Give every entry again, unchanged, and leave its images out.

»»

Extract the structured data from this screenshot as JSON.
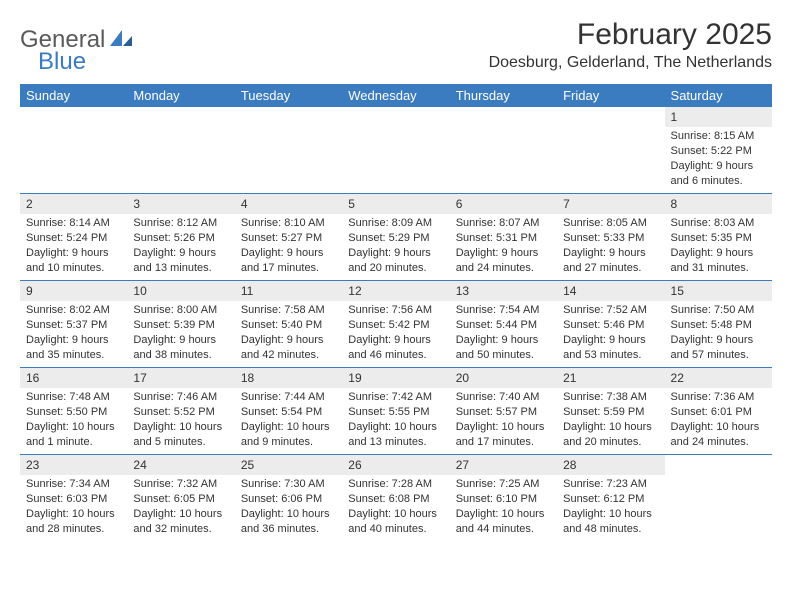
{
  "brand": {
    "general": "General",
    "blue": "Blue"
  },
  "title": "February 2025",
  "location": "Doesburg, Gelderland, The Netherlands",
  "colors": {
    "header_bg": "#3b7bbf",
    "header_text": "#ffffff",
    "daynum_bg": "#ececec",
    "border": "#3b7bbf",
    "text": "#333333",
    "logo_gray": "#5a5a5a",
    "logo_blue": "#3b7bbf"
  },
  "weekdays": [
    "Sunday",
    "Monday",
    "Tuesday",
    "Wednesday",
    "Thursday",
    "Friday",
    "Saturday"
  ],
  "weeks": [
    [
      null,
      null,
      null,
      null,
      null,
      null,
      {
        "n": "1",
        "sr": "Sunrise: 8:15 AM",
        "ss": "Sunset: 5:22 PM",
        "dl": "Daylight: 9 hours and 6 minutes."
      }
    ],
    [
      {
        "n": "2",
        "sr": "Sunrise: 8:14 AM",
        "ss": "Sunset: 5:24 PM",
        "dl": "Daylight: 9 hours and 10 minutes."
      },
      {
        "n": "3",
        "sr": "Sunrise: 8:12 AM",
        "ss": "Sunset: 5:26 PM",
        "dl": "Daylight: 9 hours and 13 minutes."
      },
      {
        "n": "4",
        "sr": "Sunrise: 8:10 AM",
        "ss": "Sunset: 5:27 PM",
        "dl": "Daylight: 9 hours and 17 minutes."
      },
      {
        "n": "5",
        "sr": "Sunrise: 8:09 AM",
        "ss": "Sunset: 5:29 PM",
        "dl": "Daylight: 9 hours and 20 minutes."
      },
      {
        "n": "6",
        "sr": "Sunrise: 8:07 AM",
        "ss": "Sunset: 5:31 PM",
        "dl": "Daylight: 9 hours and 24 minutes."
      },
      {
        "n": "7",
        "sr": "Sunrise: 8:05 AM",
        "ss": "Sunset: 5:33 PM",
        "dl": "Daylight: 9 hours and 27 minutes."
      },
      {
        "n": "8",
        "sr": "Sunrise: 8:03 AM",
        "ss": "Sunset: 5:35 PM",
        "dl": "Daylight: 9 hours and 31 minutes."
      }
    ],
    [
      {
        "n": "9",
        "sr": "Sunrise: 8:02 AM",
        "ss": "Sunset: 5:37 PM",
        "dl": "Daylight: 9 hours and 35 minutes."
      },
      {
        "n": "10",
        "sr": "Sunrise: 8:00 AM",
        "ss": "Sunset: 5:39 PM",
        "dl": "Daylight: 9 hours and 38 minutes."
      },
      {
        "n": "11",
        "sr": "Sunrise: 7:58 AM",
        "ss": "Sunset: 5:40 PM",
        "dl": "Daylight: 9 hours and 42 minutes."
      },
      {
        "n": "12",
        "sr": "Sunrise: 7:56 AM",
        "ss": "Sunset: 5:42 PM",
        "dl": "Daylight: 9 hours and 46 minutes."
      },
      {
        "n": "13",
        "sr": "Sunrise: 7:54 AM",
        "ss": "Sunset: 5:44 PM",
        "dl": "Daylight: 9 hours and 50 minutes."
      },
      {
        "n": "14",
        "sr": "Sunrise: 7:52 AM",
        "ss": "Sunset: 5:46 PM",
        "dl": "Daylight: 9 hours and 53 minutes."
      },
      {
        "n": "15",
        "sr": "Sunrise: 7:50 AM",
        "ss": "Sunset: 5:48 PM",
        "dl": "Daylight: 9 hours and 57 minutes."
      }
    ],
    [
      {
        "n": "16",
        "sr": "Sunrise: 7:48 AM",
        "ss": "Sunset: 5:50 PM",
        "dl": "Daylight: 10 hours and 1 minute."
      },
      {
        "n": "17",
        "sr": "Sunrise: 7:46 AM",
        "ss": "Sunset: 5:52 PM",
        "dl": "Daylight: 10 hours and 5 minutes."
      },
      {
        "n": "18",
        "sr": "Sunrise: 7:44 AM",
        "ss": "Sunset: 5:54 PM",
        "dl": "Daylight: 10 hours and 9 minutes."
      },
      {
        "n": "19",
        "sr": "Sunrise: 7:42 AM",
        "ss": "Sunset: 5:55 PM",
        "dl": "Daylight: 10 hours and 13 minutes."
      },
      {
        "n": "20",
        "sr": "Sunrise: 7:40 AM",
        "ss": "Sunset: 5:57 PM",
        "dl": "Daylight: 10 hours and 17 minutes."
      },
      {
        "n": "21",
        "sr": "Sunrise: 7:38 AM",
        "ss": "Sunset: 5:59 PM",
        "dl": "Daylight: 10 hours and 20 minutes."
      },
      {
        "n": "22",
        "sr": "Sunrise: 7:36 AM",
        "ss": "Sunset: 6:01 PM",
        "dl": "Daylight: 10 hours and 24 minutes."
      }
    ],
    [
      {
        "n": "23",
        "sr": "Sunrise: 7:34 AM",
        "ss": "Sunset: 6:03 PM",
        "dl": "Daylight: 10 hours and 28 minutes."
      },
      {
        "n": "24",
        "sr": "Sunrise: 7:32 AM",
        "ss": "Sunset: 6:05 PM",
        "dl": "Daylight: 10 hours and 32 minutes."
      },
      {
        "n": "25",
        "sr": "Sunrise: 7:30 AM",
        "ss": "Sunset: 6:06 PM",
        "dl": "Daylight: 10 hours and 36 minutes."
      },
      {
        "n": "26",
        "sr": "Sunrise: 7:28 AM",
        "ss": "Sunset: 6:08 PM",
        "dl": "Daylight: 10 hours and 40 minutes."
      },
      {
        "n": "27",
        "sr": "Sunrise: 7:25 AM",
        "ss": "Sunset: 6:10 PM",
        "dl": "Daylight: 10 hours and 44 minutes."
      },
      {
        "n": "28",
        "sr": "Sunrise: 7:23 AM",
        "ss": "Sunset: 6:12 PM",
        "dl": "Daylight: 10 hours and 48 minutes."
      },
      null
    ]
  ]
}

««

(Exercise answer):
Extract the structured data from this screenshot as JSON.
{
  "brand": {
    "general": "General",
    "blue": "Blue"
  },
  "title": "February 2025",
  "location": "Doesburg, Gelderland, The Netherlands",
  "colors": {
    "header_bg": "#3b7bbf",
    "header_text": "#ffffff",
    "daynum_bg": "#ececec",
    "border": "#3b7bbf",
    "text": "#333333",
    "logo_gray": "#5a5a5a",
    "logo_blue": "#3b7bbf"
  },
  "weekdays": [
    "Sunday",
    "Monday",
    "Tuesday",
    "Wednesday",
    "Thursday",
    "Friday",
    "Saturday"
  ],
  "weeks": [
    [
      null,
      null,
      null,
      null,
      null,
      null,
      {
        "n": "1",
        "sr": "Sunrise: 8:15 AM",
        "ss": "Sunset: 5:22 PM",
        "dl": "Daylight: 9 hours and 6 minutes."
      }
    ],
    [
      {
        "n": "2",
        "sr": "Sunrise: 8:14 AM",
        "ss": "Sunset: 5:24 PM",
        "dl": "Daylight: 9 hours and 10 minutes."
      },
      {
        "n": "3",
        "sr": "Sunrise: 8:12 AM",
        "ss": "Sunset: 5:26 PM",
        "dl": "Daylight: 9 hours and 13 minutes."
      },
      {
        "n": "4",
        "sr": "Sunrise: 8:10 AM",
        "ss": "Sunset: 5:27 PM",
        "dl": "Daylight: 9 hours and 17 minutes."
      },
      {
        "n": "5",
        "sr": "Sunrise: 8:09 AM",
        "ss": "Sunset: 5:29 PM",
        "dl": "Daylight: 9 hours and 20 minutes."
      },
      {
        "n": "6",
        "sr": "Sunrise: 8:07 AM",
        "ss": "Sunset: 5:31 PM",
        "dl": "Daylight: 9 hours and 24 minutes."
      },
      {
        "n": "7",
        "sr": "Sunrise: 8:05 AM",
        "ss": "Sunset: 5:33 PM",
        "dl": "Daylight: 9 hours and 27 minutes."
      },
      {
        "n": "8",
        "sr": "Sunrise: 8:03 AM",
        "ss": "Sunset: 5:35 PM",
        "dl": "Daylight: 9 hours and 31 minutes."
      }
    ],
    [
      {
        "n": "9",
        "sr": "Sunrise: 8:02 AM",
        "ss": "Sunset: 5:37 PM",
        "dl": "Daylight: 9 hours and 35 minutes."
      },
      {
        "n": "10",
        "sr": "Sunrise: 8:00 AM",
        "ss": "Sunset: 5:39 PM",
        "dl": "Daylight: 9 hours and 38 minutes."
      },
      {
        "n": "11",
        "sr": "Sunrise: 7:58 AM",
        "ss": "Sunset: 5:40 PM",
        "dl": "Daylight: 9 hours and 42 minutes."
      },
      {
        "n": "12",
        "sr": "Sunrise: 7:56 AM",
        "ss": "Sunset: 5:42 PM",
        "dl": "Daylight: 9 hours and 46 minutes."
      },
      {
        "n": "13",
        "sr": "Sunrise: 7:54 AM",
        "ss": "Sunset: 5:44 PM",
        "dl": "Daylight: 9 hours and 50 minutes."
      },
      {
        "n": "14",
        "sr": "Sunrise: 7:52 AM",
        "ss": "Sunset: 5:46 PM",
        "dl": "Daylight: 9 hours and 53 minutes."
      },
      {
        "n": "15",
        "sr": "Sunrise: 7:50 AM",
        "ss": "Sunset: 5:48 PM",
        "dl": "Daylight: 9 hours and 57 minutes."
      }
    ],
    [
      {
        "n": "16",
        "sr": "Sunrise: 7:48 AM",
        "ss": "Sunset: 5:50 PM",
        "dl": "Daylight: 10 hours and 1 minute."
      },
      {
        "n": "17",
        "sr": "Sunrise: 7:46 AM",
        "ss": "Sunset: 5:52 PM",
        "dl": "Daylight: 10 hours and 5 minutes."
      },
      {
        "n": "18",
        "sr": "Sunrise: 7:44 AM",
        "ss": "Sunset: 5:54 PM",
        "dl": "Daylight: 10 hours and 9 minutes."
      },
      {
        "n": "19",
        "sr": "Sunrise: 7:42 AM",
        "ss": "Sunset: 5:55 PM",
        "dl": "Daylight: 10 hours and 13 minutes."
      },
      {
        "n": "20",
        "sr": "Sunrise: 7:40 AM",
        "ss": "Sunset: 5:57 PM",
        "dl": "Daylight: 10 hours and 17 minutes."
      },
      {
        "n": "21",
        "sr": "Sunrise: 7:38 AM",
        "ss": "Sunset: 5:59 PM",
        "dl": "Daylight: 10 hours and 20 minutes."
      },
      {
        "n": "22",
        "sr": "Sunrise: 7:36 AM",
        "ss": "Sunset: 6:01 PM",
        "dl": "Daylight: 10 hours and 24 minutes."
      }
    ],
    [
      {
        "n": "23",
        "sr": "Sunrise: 7:34 AM",
        "ss": "Sunset: 6:03 PM",
        "dl": "Daylight: 10 hours and 28 minutes."
      },
      {
        "n": "24",
        "sr": "Sunrise: 7:32 AM",
        "ss": "Sunset: 6:05 PM",
        "dl": "Daylight: 10 hours and 32 minutes."
      },
      {
        "n": "25",
        "sr": "Sunrise: 7:30 AM",
        "ss": "Sunset: 6:06 PM",
        "dl": "Daylight: 10 hours and 36 minutes."
      },
      {
        "n": "26",
        "sr": "Sunrise: 7:28 AM",
        "ss": "Sunset: 6:08 PM",
        "dl": "Daylight: 10 hours and 40 minutes."
      },
      {
        "n": "27",
        "sr": "Sunrise: 7:25 AM",
        "ss": "Sunset: 6:10 PM",
        "dl": "Daylight: 10 hours and 44 minutes."
      },
      {
        "n": "28",
        "sr": "Sunrise: 7:23 AM",
        "ss": "Sunset: 6:12 PM",
        "dl": "Daylight: 10 hours and 48 minutes."
      },
      null
    ]
  ]
}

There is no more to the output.